EXERCISE GOAL: Repeat every line exactly, keeping the pictures out of the copy.

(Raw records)

# # #

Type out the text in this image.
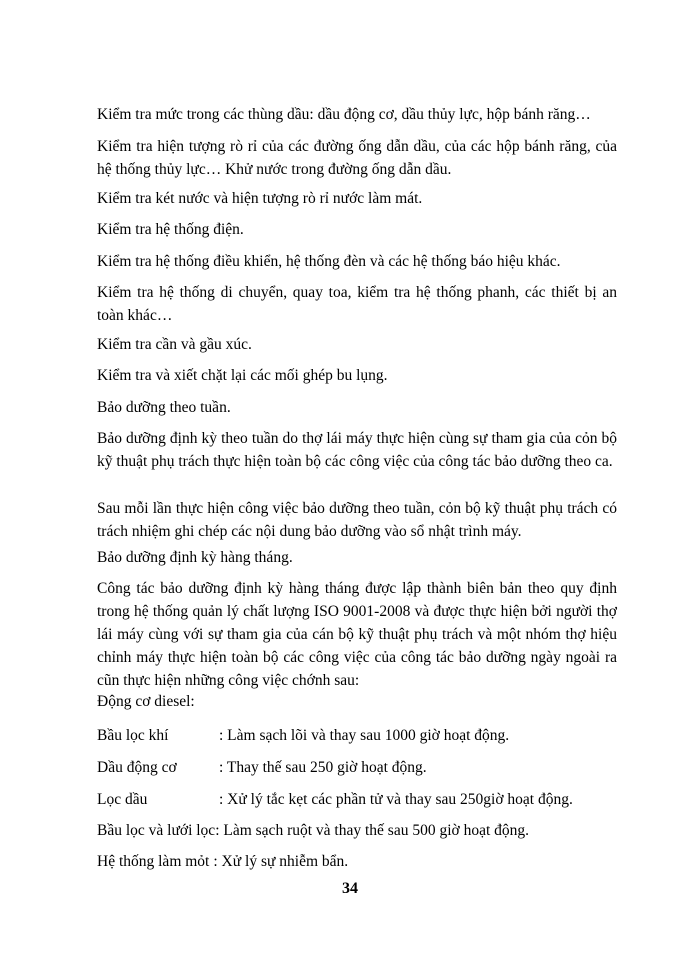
Kiểm tra mức trong các thùng dầu: dầu động cơ, dầu thủy lực, hộp bánh răng…

Kiểm tra hiện tượng rò rỉ của các đường ống dẫn dầu, của các hộp bánh răng, của hệ thống thủy lực… Khử nước trong đường ống dẫn dầu.

Kiểm tra két nước và hiện tượng rò rỉ nước làm mát.

Kiểm tra hệ thống điện.

Kiểm tra hệ thống điều khiển, hệ thống đèn và các hệ thống báo hiệu khác.

Kiểm tra hệ thống di chuyển, quay toa, kiểm tra hệ thống phanh, các thiết bị an toàn khác…

Kiểm tra cần và gầu xúc.

Kiểm tra và xiết chặt lại các mối ghép bu lụng.

Bảo dưỡng theo tuần.

Bảo dưỡng định kỳ theo tuần do thợ lái máy thực hiện cùng sự tham gia của cỏn bộ kỹ thuật phụ trách thực hiện toàn bộ các công việc của công tác bảo dưỡng theo ca.

Sau mỗi lần thực hiện công việc bảo dưỡng theo tuần, cỏn bộ kỹ thuật phụ trách có trách nhiệm ghi chép các nội dung bảo dưỡng vào sổ nhật trình máy.

Bảo dưỡng định kỳ hàng tháng.

Công tác bảo dưỡng định kỳ hàng tháng được lập thành biên bản theo quy định trong hệ thống quản lý chất lượng ISO 9001-2008 và được thực hiện bởi người thợ lái máy cùng với sự tham gia của cán bộ kỹ thuật phụ trách và một nhóm thợ hiệu chỉnh máy thực hiện toàn bộ các công việc của công tác bảo dưỡng ngày ngoài ra cũn thực hiện những công việc chớnh sau:

Động cơ diesel:

Bầu lọc khí	: Làm sạch lõi và thay sau 1000 giờ hoạt động.
Dầu động cơ	: Thay thế sau 250 giờ hoạt động.
Lọc dầu	: Xử lý tắc kẹt các phần tử và thay sau 250giờ hoạt động.
Bầu lọc và lưới lọc: Làm sạch ruột và thay thế sau 500 giờ hoạt động.
Hệ thống làm mỏt : Xử lý sự nhiễm bẩn.
34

# # #

COMPLETE ANSWER:
Type out the text in this image.
Kiểm tra mức trong các thùng dầu: dầu động cơ, dầu thủy lực, hộp bánh răng…

Kiểm tra hiện tượng rò rỉ của các đường ống dẫn dầu, của các hộp bánh răng, của hệ thống thủy lực… Khử nước trong đường ống dẫn dầu.

Kiểm tra két nước và hiện tượng rò rỉ nước làm mát.

Kiểm tra hệ thống điện.

Kiểm tra hệ thống điều khiển, hệ thống đèn và các hệ thống báo hiệu khác.

Kiểm tra hệ thống di chuyển, quay toa, kiểm tra hệ thống phanh, các thiết bị an toàn khác…

Kiểm tra cần và gầu xúc.

Kiểm tra và xiết chặt lại các mối ghép bu lụng.

Bảo dưỡng theo tuần.

Bảo dưỡng định kỳ theo tuần do thợ lái máy thực hiện cùng sự tham gia của cỏn bộ kỹ thuật phụ trách thực hiện toàn bộ các công việc của công tác bảo dưỡng theo ca.

Sau mỗi lần thực hiện công việc bảo dưỡng theo tuần, cỏn bộ kỹ thuật phụ trách có trách nhiệm ghi chép các nội dung bảo dưỡng vào sổ nhật trình máy.

Bảo dưỡng định kỳ hàng tháng.

Công tác bảo dưỡng định kỳ hàng tháng được lập thành biên bản theo quy định trong hệ thống quản lý chất lượng ISO 9001-2008 và được thực hiện bởi người thợ lái máy cùng với sự tham gia của cán bộ kỹ thuật phụ trách và một nhóm thợ hiệu chỉnh máy thực hiện toàn bộ các công việc của công tác bảo dưỡng ngày ngoài ra cũn thực hiện những công việc chớnh sau:

Động cơ diesel:

Bầu lọc khí	: Làm sạch lõi và thay sau 1000 giờ hoạt động.
Dầu động cơ	: Thay thế sau 250 giờ hoạt động.
Lọc dầu	: Xử lý tắc kẹt các phần tử và thay sau 250giờ hoạt động.
Bầu lọc và lưới lọc: Làm sạch ruột và thay thế sau 500 giờ hoạt động.
Hệ thống làm mỏt : Xử lý sự nhiễm bẩn.
34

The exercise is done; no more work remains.